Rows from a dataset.
START

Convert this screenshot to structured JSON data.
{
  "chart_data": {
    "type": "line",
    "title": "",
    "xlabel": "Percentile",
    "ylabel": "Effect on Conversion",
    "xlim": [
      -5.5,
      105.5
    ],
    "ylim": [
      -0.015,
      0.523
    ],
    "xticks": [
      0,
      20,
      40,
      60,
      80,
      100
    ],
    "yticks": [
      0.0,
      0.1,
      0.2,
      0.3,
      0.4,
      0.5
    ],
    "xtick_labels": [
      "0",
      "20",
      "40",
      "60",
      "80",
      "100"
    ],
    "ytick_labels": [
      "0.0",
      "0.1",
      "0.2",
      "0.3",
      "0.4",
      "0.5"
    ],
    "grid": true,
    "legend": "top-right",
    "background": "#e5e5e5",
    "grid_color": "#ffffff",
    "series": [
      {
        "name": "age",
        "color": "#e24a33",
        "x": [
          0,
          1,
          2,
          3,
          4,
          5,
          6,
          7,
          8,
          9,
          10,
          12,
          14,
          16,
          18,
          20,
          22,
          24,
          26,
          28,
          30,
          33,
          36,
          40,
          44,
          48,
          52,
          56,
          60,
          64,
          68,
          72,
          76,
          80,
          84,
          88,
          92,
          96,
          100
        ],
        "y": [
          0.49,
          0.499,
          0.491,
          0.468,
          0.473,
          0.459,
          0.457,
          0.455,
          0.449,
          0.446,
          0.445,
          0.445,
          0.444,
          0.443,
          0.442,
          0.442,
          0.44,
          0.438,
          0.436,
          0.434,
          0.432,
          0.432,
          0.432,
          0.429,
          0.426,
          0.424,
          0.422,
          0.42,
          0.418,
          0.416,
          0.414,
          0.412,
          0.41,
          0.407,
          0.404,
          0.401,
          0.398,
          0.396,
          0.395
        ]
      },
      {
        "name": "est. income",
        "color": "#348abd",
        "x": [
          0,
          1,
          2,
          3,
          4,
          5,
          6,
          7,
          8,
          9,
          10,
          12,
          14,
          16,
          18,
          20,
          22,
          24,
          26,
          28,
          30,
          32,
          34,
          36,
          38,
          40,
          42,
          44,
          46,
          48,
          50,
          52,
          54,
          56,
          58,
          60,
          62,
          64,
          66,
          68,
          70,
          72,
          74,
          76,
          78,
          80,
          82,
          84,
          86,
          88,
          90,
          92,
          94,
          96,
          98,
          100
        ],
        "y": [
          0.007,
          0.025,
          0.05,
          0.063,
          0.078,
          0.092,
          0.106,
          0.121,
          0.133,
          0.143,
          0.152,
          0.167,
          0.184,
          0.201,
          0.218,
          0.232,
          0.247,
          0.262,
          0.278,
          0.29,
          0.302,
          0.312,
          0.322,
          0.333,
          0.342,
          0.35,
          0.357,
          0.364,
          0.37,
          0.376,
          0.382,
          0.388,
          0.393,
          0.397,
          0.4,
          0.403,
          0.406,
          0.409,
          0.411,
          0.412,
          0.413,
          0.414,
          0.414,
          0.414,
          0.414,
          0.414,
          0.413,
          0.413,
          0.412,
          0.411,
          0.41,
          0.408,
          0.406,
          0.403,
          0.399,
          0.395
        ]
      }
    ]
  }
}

END

Directions for this task. Return all of the above records exactly, leaving no line out.

Solution to this exercise.
Convert this screenshot to structured JSON data.
{
  "chart_data": {
    "type": "line",
    "title": "",
    "xlabel": "Percentile",
    "ylabel": "Effect on Conversion",
    "xlim": [
      -5.5,
      105.5
    ],
    "ylim": [
      -0.015,
      0.523
    ],
    "xticks": [
      0,
      20,
      40,
      60,
      80,
      100
    ],
    "yticks": [
      0.0,
      0.1,
      0.2,
      0.3,
      0.4,
      0.5
    ],
    "xtick_labels": [
      "0",
      "20",
      "40",
      "60",
      "80",
      "100"
    ],
    "ytick_labels": [
      "0.0",
      "0.1",
      "0.2",
      "0.3",
      "0.4",
      "0.5"
    ],
    "grid": true,
    "legend": "top-right",
    "background": "#e5e5e5",
    "grid_color": "#ffffff",
    "series": [
      {
        "name": "age",
        "color": "#e24a33",
        "x": [
          0,
          1,
          2,
          3,
          4,
          5,
          6,
          7,
          8,
          9,
          10,
          12,
          14,
          16,
          18,
          20,
          22,
          24,
          26,
          28,
          30,
          33,
          36,
          40,
          44,
          48,
          52,
          56,
          60,
          64,
          68,
          72,
          76,
          80,
          84,
          88,
          92,
          96,
          100
        ],
        "y": [
          0.49,
          0.499,
          0.491,
          0.468,
          0.473,
          0.459,
          0.457,
          0.455,
          0.449,
          0.446,
          0.445,
          0.445,
          0.444,
          0.443,
          0.442,
          0.442,
          0.44,
          0.438,
          0.436,
          0.434,
          0.432,
          0.432,
          0.432,
          0.429,
          0.426,
          0.424,
          0.422,
          0.42,
          0.418,
          0.416,
          0.414,
          0.412,
          0.41,
          0.407,
          0.404,
          0.401,
          0.398,
          0.396,
          0.395
        ]
      },
      {
        "name": "est. income",
        "color": "#348abd",
        "x": [
          0,
          1,
          2,
          3,
          4,
          5,
          6,
          7,
          8,
          9,
          10,
          12,
          14,
          16,
          18,
          20,
          22,
          24,
          26,
          28,
          30,
          32,
          34,
          36,
          38,
          40,
          42,
          44,
          46,
          48,
          50,
          52,
          54,
          56,
          58,
          60,
          62,
          64,
          66,
          68,
          70,
          72,
          74,
          76,
          78,
          80,
          82,
          84,
          86,
          88,
          90,
          92,
          94,
          96,
          98,
          100
        ],
        "y": [
          0.007,
          0.025,
          0.05,
          0.063,
          0.078,
          0.092,
          0.106,
          0.121,
          0.133,
          0.143,
          0.152,
          0.167,
          0.184,
          0.201,
          0.218,
          0.232,
          0.247,
          0.262,
          0.278,
          0.29,
          0.302,
          0.312,
          0.322,
          0.333,
          0.342,
          0.35,
          0.357,
          0.364,
          0.37,
          0.376,
          0.382,
          0.388,
          0.393,
          0.397,
          0.4,
          0.403,
          0.406,
          0.409,
          0.411,
          0.412,
          0.413,
          0.414,
          0.414,
          0.414,
          0.414,
          0.414,
          0.413,
          0.413,
          0.412,
          0.411,
          0.41,
          0.408,
          0.406,
          0.403,
          0.399,
          0.395
        ]
      }
    ]
  }
}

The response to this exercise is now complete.